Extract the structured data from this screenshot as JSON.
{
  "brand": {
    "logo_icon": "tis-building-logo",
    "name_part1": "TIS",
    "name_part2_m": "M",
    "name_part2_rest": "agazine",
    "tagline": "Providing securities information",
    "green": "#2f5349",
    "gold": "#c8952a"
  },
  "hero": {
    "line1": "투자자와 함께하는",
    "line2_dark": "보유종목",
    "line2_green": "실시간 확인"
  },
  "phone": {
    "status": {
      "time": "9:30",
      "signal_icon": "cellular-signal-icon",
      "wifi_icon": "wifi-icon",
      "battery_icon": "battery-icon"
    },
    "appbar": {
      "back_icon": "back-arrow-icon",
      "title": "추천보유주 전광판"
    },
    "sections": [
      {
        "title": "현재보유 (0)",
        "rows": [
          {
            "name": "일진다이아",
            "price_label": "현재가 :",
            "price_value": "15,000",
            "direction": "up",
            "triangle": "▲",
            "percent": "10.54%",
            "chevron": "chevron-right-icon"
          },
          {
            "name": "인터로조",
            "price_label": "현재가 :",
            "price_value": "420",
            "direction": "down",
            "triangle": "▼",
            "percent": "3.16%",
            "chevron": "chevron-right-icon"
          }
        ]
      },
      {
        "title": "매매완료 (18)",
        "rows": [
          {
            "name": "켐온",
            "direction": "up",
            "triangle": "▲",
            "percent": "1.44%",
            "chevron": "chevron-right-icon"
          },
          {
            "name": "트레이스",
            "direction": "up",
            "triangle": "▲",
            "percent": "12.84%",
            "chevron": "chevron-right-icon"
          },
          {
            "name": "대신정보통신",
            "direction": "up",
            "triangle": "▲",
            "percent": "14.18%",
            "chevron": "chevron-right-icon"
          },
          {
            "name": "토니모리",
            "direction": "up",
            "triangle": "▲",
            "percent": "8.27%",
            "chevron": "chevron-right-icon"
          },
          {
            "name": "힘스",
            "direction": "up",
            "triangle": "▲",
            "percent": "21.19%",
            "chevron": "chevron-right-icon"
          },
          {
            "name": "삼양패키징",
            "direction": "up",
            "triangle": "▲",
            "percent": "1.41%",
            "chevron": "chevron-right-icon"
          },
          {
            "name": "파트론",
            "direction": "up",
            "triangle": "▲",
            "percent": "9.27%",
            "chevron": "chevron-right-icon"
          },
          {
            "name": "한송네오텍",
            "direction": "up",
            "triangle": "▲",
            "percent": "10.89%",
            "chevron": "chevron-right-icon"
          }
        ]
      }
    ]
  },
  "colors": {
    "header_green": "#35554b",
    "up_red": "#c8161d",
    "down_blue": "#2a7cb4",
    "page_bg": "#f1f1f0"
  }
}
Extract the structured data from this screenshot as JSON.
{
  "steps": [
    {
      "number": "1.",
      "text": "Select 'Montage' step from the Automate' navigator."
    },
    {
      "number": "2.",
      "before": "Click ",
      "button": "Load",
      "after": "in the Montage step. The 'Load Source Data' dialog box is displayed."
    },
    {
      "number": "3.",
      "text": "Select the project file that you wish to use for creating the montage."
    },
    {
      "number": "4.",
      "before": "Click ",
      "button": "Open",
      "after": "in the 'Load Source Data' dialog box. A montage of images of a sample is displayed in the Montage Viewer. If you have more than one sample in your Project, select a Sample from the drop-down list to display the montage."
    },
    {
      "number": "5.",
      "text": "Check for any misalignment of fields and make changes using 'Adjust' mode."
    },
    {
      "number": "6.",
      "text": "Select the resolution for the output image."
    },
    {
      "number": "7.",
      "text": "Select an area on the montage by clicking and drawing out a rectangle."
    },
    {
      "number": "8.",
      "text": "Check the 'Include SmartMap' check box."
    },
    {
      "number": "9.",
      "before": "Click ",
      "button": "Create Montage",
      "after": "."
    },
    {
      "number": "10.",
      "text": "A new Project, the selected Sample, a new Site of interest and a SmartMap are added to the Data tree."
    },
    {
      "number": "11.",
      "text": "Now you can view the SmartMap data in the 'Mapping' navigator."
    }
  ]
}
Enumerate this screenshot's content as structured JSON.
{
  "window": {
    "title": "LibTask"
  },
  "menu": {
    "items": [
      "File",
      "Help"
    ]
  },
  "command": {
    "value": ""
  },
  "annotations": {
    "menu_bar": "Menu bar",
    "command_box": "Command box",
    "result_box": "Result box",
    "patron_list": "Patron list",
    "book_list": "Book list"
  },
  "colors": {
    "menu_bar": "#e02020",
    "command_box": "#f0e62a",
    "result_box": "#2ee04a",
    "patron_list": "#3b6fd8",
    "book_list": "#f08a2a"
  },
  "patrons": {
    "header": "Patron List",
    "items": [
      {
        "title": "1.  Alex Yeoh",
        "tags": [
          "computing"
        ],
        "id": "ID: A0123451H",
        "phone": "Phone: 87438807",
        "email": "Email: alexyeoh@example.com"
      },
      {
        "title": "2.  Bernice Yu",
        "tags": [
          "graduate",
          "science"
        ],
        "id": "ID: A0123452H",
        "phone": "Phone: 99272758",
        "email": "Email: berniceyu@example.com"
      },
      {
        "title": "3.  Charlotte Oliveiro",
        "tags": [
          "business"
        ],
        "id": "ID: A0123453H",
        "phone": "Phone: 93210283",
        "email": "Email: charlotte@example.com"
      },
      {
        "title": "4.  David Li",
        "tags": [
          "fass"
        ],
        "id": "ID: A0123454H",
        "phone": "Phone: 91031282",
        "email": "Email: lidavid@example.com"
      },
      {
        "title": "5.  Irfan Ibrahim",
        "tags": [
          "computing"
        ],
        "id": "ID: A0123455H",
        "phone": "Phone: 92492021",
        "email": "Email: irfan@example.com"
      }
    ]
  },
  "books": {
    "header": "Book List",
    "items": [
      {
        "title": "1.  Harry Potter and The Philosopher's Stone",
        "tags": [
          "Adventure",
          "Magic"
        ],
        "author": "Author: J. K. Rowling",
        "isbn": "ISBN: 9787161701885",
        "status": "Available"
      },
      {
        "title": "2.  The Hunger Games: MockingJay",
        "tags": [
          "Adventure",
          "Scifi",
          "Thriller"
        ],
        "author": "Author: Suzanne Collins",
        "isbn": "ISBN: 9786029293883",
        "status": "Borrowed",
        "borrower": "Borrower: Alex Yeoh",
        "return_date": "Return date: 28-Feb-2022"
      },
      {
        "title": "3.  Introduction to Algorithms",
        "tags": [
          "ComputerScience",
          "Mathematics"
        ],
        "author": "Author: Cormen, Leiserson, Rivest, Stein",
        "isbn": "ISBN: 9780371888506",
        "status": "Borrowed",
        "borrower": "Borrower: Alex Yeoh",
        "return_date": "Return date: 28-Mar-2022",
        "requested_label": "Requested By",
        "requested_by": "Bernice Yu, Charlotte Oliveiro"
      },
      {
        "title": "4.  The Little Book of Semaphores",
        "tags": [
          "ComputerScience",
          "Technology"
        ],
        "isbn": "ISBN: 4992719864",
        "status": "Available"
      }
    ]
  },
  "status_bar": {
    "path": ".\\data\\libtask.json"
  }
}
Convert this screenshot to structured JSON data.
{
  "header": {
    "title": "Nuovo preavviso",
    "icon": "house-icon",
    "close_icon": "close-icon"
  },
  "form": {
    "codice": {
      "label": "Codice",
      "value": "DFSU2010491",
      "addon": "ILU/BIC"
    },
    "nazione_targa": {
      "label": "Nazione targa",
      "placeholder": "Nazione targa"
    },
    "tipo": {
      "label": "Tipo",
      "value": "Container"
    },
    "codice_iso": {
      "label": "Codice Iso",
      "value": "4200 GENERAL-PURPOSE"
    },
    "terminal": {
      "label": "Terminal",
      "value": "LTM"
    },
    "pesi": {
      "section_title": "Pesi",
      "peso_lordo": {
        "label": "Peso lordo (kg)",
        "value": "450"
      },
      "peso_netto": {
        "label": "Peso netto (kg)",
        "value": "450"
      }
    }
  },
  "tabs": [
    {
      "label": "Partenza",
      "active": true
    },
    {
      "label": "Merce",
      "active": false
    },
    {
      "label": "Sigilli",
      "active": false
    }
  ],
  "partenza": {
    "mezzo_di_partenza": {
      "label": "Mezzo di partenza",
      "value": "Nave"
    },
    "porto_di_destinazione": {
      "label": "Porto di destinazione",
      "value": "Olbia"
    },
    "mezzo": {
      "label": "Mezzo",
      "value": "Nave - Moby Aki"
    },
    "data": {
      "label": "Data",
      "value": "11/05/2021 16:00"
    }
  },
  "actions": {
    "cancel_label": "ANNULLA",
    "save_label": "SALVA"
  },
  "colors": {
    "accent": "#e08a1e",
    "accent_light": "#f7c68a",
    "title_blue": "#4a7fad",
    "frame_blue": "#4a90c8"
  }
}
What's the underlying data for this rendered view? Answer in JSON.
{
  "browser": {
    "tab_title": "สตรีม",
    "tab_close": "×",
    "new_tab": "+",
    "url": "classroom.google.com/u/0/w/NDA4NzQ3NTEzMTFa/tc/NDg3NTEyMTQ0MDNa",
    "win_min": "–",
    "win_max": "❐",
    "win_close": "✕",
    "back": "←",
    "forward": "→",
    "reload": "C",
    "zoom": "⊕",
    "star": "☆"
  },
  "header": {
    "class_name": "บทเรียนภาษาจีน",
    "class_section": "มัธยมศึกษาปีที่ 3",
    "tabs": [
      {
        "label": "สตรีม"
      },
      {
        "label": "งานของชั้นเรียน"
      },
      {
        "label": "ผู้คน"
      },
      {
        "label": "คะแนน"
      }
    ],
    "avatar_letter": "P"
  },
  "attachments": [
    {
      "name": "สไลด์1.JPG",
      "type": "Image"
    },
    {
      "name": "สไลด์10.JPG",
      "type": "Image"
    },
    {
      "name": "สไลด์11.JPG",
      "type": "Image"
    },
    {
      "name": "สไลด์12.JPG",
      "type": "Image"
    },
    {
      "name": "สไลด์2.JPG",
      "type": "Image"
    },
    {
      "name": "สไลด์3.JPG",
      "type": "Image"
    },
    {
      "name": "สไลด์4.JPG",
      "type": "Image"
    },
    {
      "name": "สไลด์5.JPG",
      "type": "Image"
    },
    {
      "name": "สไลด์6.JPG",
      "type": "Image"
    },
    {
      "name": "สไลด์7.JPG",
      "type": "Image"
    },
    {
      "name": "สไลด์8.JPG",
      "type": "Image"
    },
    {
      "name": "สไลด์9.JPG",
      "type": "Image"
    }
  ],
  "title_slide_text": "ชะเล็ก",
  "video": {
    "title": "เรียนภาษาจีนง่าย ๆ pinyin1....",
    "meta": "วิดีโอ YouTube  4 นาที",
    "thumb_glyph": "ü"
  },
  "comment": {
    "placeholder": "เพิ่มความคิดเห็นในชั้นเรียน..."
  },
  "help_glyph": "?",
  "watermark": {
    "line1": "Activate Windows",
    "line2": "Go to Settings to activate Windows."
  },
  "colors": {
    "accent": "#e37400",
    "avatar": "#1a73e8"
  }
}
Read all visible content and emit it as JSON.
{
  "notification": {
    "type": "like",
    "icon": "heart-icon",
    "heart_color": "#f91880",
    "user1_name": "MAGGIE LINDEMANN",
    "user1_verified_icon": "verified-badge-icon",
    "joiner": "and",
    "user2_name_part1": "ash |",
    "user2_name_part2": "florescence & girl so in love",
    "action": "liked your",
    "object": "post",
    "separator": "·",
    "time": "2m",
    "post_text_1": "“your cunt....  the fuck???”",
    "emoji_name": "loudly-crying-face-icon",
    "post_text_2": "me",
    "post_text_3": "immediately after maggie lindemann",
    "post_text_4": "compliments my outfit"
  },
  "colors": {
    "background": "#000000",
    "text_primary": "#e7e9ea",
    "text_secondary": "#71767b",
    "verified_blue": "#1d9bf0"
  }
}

WRITTEN INSTRUCTION:
Among the lines of the data above, determine how many contain the word "content". Report the number alone.

SOLUTION FOR THIS EXERCISE:
2